** WHAT YOU SHOULD DO **
Reproduce the listing that follows with no differences at all.

○ ○ ○ ○ ○

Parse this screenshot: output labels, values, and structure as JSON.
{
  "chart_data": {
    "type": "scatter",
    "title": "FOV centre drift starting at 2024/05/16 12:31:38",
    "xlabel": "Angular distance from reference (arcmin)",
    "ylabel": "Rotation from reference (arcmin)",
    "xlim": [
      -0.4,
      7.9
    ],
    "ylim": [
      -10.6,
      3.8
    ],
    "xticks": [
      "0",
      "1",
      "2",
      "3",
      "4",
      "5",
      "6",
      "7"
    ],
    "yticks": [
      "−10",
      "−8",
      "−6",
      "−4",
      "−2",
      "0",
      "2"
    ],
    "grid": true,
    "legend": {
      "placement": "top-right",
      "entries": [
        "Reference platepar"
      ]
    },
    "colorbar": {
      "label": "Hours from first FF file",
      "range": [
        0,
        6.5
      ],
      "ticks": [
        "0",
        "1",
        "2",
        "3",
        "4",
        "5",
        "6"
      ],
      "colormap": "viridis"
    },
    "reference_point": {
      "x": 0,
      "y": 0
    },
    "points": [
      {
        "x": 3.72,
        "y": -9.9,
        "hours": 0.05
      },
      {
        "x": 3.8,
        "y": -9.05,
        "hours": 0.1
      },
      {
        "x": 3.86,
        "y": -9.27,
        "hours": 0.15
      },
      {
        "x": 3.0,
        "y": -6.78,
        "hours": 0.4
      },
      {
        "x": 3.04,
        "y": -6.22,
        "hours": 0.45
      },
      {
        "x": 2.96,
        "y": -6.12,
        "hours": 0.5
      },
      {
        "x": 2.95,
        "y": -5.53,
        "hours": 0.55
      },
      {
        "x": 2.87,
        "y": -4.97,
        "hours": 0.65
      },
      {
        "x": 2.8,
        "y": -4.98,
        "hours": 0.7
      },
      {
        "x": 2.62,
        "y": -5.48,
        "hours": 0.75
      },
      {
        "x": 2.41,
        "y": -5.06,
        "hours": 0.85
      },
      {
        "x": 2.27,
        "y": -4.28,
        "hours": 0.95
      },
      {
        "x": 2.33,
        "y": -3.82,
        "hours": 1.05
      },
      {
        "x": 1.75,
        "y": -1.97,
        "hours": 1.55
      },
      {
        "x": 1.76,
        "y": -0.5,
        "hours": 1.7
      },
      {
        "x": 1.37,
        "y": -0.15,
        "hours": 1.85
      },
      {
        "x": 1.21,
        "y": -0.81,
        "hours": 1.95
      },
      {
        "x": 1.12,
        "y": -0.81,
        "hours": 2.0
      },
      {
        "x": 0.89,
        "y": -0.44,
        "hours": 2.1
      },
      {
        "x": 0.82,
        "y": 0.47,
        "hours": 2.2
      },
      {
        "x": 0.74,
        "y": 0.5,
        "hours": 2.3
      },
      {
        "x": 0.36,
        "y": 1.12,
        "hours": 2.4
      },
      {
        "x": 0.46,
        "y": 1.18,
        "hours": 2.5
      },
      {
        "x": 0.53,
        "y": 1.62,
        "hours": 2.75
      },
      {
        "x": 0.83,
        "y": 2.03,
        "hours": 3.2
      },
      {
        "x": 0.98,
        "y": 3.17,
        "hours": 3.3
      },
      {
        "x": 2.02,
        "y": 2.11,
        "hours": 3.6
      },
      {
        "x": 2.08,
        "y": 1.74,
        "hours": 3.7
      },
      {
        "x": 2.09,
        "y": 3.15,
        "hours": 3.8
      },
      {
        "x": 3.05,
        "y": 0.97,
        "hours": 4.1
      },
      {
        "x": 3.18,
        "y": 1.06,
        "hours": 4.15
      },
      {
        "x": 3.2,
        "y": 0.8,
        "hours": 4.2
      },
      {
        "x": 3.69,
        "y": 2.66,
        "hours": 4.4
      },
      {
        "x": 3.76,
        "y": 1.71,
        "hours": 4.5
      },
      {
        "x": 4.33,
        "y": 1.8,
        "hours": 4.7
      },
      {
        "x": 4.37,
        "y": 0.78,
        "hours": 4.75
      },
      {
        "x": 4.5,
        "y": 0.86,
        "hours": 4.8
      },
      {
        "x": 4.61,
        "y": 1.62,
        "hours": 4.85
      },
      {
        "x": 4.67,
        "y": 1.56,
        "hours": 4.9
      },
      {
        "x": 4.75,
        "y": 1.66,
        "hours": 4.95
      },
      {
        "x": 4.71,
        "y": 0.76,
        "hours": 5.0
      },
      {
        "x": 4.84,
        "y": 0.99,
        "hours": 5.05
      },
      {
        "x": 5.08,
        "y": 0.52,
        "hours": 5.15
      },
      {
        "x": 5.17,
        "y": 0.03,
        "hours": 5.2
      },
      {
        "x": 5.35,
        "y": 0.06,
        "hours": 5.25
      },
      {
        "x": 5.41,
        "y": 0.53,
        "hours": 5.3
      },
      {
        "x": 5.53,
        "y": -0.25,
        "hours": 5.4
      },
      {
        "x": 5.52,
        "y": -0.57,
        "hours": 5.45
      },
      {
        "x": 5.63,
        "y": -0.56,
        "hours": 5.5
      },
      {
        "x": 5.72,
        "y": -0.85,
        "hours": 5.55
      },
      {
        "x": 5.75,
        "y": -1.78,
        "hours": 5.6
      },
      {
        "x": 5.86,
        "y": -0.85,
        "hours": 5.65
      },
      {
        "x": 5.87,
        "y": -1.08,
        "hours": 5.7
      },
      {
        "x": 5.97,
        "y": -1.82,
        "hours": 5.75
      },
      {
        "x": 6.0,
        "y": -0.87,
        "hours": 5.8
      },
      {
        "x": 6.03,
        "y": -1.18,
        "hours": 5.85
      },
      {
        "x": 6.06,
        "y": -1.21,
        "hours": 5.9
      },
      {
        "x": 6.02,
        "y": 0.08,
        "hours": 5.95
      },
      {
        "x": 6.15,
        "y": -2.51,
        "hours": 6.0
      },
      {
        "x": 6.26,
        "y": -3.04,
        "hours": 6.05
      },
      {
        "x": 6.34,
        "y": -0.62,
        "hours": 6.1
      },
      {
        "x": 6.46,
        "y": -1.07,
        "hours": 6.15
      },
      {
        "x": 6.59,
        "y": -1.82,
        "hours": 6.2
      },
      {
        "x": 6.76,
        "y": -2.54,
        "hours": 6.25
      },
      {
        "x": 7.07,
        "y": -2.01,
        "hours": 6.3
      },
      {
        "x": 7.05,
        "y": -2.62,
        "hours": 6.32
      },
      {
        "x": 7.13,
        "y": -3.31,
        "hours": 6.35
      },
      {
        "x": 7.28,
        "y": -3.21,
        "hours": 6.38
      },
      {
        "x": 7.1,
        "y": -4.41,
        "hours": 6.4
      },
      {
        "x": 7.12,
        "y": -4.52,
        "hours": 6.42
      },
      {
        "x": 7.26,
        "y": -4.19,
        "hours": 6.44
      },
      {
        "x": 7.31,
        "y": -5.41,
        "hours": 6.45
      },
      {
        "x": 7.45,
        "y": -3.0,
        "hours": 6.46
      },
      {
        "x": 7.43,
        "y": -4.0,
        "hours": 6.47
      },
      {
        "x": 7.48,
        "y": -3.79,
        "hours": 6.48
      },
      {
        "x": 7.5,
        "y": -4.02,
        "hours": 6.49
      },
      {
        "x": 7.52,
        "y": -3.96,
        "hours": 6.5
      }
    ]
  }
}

○ ○ ○ ○ ○

** EXERCISE ANSWER **
Parse this screenshot: output labels, values, and structure as JSON.
{
  "chart_data": {
    "type": "scatter",
    "title": "FOV centre drift starting at 2024/05/16 12:31:38",
    "xlabel": "Angular distance from reference (arcmin)",
    "ylabel": "Rotation from reference (arcmin)",
    "xlim": [
      -0.4,
      7.9
    ],
    "ylim": [
      -10.6,
      3.8
    ],
    "xticks": [
      "0",
      "1",
      "2",
      "3",
      "4",
      "5",
      "6",
      "7"
    ],
    "yticks": [
      "−10",
      "−8",
      "−6",
      "−4",
      "−2",
      "0",
      "2"
    ],
    "grid": true,
    "legend": {
      "placement": "top-right",
      "entries": [
        "Reference platepar"
      ]
    },
    "colorbar": {
      "label": "Hours from first FF file",
      "range": [
        0,
        6.5
      ],
      "ticks": [
        "0",
        "1",
        "2",
        "3",
        "4",
        "5",
        "6"
      ],
      "colormap": "viridis"
    },
    "reference_point": {
      "x": 0,
      "y": 0
    },
    "points": [
      {
        "x": 3.72,
        "y": -9.9,
        "hours": 0.05
      },
      {
        "x": 3.8,
        "y": -9.05,
        "hours": 0.1
      },
      {
        "x": 3.86,
        "y": -9.27,
        "hours": 0.15
      },
      {
        "x": 3.0,
        "y": -6.78,
        "hours": 0.4
      },
      {
        "x": 3.04,
        "y": -6.22,
        "hours": 0.45
      },
      {
        "x": 2.96,
        "y": -6.12,
        "hours": 0.5
      },
      {
        "x": 2.95,
        "y": -5.53,
        "hours": 0.55
      },
      {
        "x": 2.87,
        "y": -4.97,
        "hours": 0.65
      },
      {
        "x": 2.8,
        "y": -4.98,
        "hours": 0.7
      },
      {
        "x": 2.62,
        "y": -5.48,
        "hours": 0.75
      },
      {
        "x": 2.41,
        "y": -5.06,
        "hours": 0.85
      },
      {
        "x": 2.27,
        "y": -4.28,
        "hours": 0.95
      },
      {
        "x": 2.33,
        "y": -3.82,
        "hours": 1.05
      },
      {
        "x": 1.75,
        "y": -1.97,
        "hours": 1.55
      },
      {
        "x": 1.76,
        "y": -0.5,
        "hours": 1.7
      },
      {
        "x": 1.37,
        "y": -0.15,
        "hours": 1.85
      },
      {
        "x": 1.21,
        "y": -0.81,
        "hours": 1.95
      },
      {
        "x": 1.12,
        "y": -0.81,
        "hours": 2.0
      },
      {
        "x": 0.89,
        "y": -0.44,
        "hours": 2.1
      },
      {
        "x": 0.82,
        "y": 0.47,
        "hours": 2.2
      },
      {
        "x": 0.74,
        "y": 0.5,
        "hours": 2.3
      },
      {
        "x": 0.36,
        "y": 1.12,
        "hours": 2.4
      },
      {
        "x": 0.46,
        "y": 1.18,
        "hours": 2.5
      },
      {
        "x": 0.53,
        "y": 1.62,
        "hours": 2.75
      },
      {
        "x": 0.83,
        "y": 2.03,
        "hours": 3.2
      },
      {
        "x": 0.98,
        "y": 3.17,
        "hours": 3.3
      },
      {
        "x": 2.02,
        "y": 2.11,
        "hours": 3.6
      },
      {
        "x": 2.08,
        "y": 1.74,
        "hours": 3.7
      },
      {
        "x": 2.09,
        "y": 3.15,
        "hours": 3.8
      },
      {
        "x": 3.05,
        "y": 0.97,
        "hours": 4.1
      },
      {
        "x": 3.18,
        "y": 1.06,
        "hours": 4.15
      },
      {
        "x": 3.2,
        "y": 0.8,
        "hours": 4.2
      },
      {
        "x": 3.69,
        "y": 2.66,
        "hours": 4.4
      },
      {
        "x": 3.76,
        "y": 1.71,
        "hours": 4.5
      },
      {
        "x": 4.33,
        "y": 1.8,
        "hours": 4.7
      },
      {
        "x": 4.37,
        "y": 0.78,
        "hours": 4.75
      },
      {
        "x": 4.5,
        "y": 0.86,
        "hours": 4.8
      },
      {
        "x": 4.61,
        "y": 1.62,
        "hours": 4.85
      },
      {
        "x": 4.67,
        "y": 1.56,
        "hours": 4.9
      },
      {
        "x": 4.75,
        "y": 1.66,
        "hours": 4.95
      },
      {
        "x": 4.71,
        "y": 0.76,
        "hours": 5.0
      },
      {
        "x": 4.84,
        "y": 0.99,
        "hours": 5.05
      },
      {
        "x": 5.08,
        "y": 0.52,
        "hours": 5.15
      },
      {
        "x": 5.17,
        "y": 0.03,
        "hours": 5.2
      },
      {
        "x": 5.35,
        "y": 0.06,
        "hours": 5.25
      },
      {
        "x": 5.41,
        "y": 0.53,
        "hours": 5.3
      },
      {
        "x": 5.53,
        "y": -0.25,
        "hours": 5.4
      },
      {
        "x": 5.52,
        "y": -0.57,
        "hours": 5.45
      },
      {
        "x": 5.63,
        "y": -0.56,
        "hours": 5.5
      },
      {
        "x": 5.72,
        "y": -0.85,
        "hours": 5.55
      },
      {
        "x": 5.75,
        "y": -1.78,
        "hours": 5.6
      },
      {
        "x": 5.86,
        "y": -0.85,
        "hours": 5.65
      },
      {
        "x": 5.87,
        "y": -1.08,
        "hours": 5.7
      },
      {
        "x": 5.97,
        "y": -1.82,
        "hours": 5.75
      },
      {
        "x": 6.0,
        "y": -0.87,
        "hours": 5.8
      },
      {
        "x": 6.03,
        "y": -1.18,
        "hours": 5.85
      },
      {
        "x": 6.06,
        "y": -1.21,
        "hours": 5.9
      },
      {
        "x": 6.02,
        "y": 0.08,
        "hours": 5.95
      },
      {
        "x": 6.15,
        "y": -2.51,
        "hours": 6.0
      },
      {
        "x": 6.26,
        "y": -3.04,
        "hours": 6.05
      },
      {
        "x": 6.34,
        "y": -0.62,
        "hours": 6.1
      },
      {
        "x": 6.46,
        "y": -1.07,
        "hours": 6.15
      },
      {
        "x": 6.59,
        "y": -1.82,
        "hours": 6.2
      },
      {
        "x": 6.76,
        "y": -2.54,
        "hours": 6.25
      },
      {
        "x": 7.07,
        "y": -2.01,
        "hours": 6.3
      },
      {
        "x": 7.05,
        "y": -2.62,
        "hours": 6.32
      },
      {
        "x": 7.13,
        "y": -3.31,
        "hours": 6.35
      },
      {
        "x": 7.28,
        "y": -3.21,
        "hours": 6.38
      },
      {
        "x": 7.1,
        "y": -4.41,
        "hours": 6.4
      },
      {
        "x": 7.12,
        "y": -4.52,
        "hours": 6.42
      },
      {
        "x": 7.26,
        "y": -4.19,
        "hours": 6.44
      },
      {
        "x": 7.31,
        "y": -5.41,
        "hours": 6.45
      },
      {
        "x": 7.45,
        "y": -3.0,
        "hours": 6.46
      },
      {
        "x": 7.43,
        "y": -4.0,
        "hours": 6.47
      },
      {
        "x": 7.48,
        "y": -3.79,
        "hours": 6.48
      },
      {
        "x": 7.5,
        "y": -4.02,
        "hours": 6.49
      },
      {
        "x": 7.52,
        "y": -3.96,
        "hours": 6.5
      }
    ]
  }
}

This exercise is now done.